▶ Directions for this task
Provide the records once more, identical to the original.

─── Records provided

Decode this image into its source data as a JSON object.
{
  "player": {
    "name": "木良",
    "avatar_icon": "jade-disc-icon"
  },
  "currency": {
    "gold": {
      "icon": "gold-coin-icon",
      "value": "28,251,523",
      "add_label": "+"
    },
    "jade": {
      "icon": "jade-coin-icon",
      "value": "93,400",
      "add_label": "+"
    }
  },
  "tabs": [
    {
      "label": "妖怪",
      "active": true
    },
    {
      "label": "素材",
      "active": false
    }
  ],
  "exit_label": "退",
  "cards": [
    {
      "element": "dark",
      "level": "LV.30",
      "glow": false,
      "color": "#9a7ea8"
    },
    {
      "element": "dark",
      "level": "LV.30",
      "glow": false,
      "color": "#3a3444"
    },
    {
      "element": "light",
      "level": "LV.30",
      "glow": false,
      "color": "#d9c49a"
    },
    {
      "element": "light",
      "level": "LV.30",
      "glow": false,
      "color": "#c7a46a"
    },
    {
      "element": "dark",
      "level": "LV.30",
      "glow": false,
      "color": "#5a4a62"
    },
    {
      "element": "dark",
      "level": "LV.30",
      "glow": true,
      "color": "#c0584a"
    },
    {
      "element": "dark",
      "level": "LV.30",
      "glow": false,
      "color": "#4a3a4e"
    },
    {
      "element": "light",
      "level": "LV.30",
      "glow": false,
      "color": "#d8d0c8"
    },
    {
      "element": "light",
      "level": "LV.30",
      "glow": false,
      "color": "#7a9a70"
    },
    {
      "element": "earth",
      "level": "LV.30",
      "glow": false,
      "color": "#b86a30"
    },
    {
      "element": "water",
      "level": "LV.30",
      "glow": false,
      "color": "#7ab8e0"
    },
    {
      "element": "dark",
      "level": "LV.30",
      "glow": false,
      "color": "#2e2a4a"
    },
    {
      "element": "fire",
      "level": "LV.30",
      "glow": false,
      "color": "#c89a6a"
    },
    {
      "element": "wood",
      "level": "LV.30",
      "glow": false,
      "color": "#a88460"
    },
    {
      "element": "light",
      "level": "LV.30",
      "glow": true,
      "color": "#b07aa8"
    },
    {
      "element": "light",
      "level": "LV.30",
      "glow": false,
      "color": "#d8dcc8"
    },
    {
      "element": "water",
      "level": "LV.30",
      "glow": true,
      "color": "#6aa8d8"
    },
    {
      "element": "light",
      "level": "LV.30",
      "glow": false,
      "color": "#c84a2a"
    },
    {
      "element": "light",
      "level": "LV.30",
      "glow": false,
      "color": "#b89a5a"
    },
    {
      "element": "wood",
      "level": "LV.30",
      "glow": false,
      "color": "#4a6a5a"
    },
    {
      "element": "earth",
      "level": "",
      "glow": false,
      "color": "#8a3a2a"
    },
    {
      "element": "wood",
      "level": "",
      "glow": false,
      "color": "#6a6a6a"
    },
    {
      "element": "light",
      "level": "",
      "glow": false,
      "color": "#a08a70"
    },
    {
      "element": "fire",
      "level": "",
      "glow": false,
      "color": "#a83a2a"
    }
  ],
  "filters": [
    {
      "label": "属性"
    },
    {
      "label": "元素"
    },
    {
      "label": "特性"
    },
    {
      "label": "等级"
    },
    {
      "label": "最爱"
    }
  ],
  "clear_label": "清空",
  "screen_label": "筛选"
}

──────

▶ Answer to the problem
Decode this image into its source data as a JSON object.
{
  "player": {
    "name": "木良",
    "avatar_icon": "jade-disc-icon"
  },
  "currency": {
    "gold": {
      "icon": "gold-coin-icon",
      "value": "28,251,523",
      "add_label": "+"
    },
    "jade": {
      "icon": "jade-coin-icon",
      "value": "93,400",
      "add_label": "+"
    }
  },
  "tabs": [
    {
      "label": "妖怪",
      "active": true
    },
    {
      "label": "素材",
      "active": false
    }
  ],
  "exit_label": "退",
  "cards": [
    {
      "element": "dark",
      "level": "LV.30",
      "glow": false,
      "color": "#9a7ea8"
    },
    {
      "element": "dark",
      "level": "LV.30",
      "glow": false,
      "color": "#3a3444"
    },
    {
      "element": "light",
      "level": "LV.30",
      "glow": false,
      "color": "#d9c49a"
    },
    {
      "element": "light",
      "level": "LV.30",
      "glow": false,
      "color": "#c7a46a"
    },
    {
      "element": "dark",
      "level": "LV.30",
      "glow": false,
      "color": "#5a4a62"
    },
    {
      "element": "dark",
      "level": "LV.30",
      "glow": true,
      "color": "#c0584a"
    },
    {
      "element": "dark",
      "level": "LV.30",
      "glow": false,
      "color": "#4a3a4e"
    },
    {
      "element": "light",
      "level": "LV.30",
      "glow": false,
      "color": "#d8d0c8"
    },
    {
      "element": "light",
      "level": "LV.30",
      "glow": false,
      "color": "#7a9a70"
    },
    {
      "element": "earth",
      "level": "LV.30",
      "glow": false,
      "color": "#b86a30"
    },
    {
      "element": "water",
      "level": "LV.30",
      "glow": false,
      "color": "#7ab8e0"
    },
    {
      "element": "dark",
      "level": "LV.30",
      "glow": false,
      "color": "#2e2a4a"
    },
    {
      "element": "fire",
      "level": "LV.30",
      "glow": false,
      "color": "#c89a6a"
    },
    {
      "element": "wood",
      "level": "LV.30",
      "glow": false,
      "color": "#a88460"
    },
    {
      "element": "light",
      "level": "LV.30",
      "glow": true,
      "color": "#b07aa8"
    },
    {
      "element": "light",
      "level": "LV.30",
      "glow": false,
      "color": "#d8dcc8"
    },
    {
      "element": "water",
      "level": "LV.30",
      "glow": true,
      "color": "#6aa8d8"
    },
    {
      "element": "light",
      "level": "LV.30",
      "glow": false,
      "color": "#c84a2a"
    },
    {
      "element": "light",
      "level": "LV.30",
      "glow": false,
      "color": "#b89a5a"
    },
    {
      "element": "wood",
      "level": "LV.30",
      "glow": false,
      "color": "#4a6a5a"
    },
    {
      "element": "earth",
      "level": "",
      "glow": false,
      "color": "#8a3a2a"
    },
    {
      "element": "wood",
      "level": "",
      "glow": false,
      "color": "#6a6a6a"
    },
    {
      "element": "light",
      "level": "",
      "glow": false,
      "color": "#a08a70"
    },
    {
      "element": "fire",
      "level": "",
      "glow": false,
      "color": "#a83a2a"
    }
  ],
  "filters": [
    {
      "label": "属性"
    },
    {
      "label": "元素"
    },
    {
      "label": "特性"
    },
    {
      "label": "等级"
    },
    {
      "label": "最爱"
    }
  ],
  "clear_label": "清空",
  "screen_label": "筛选"
}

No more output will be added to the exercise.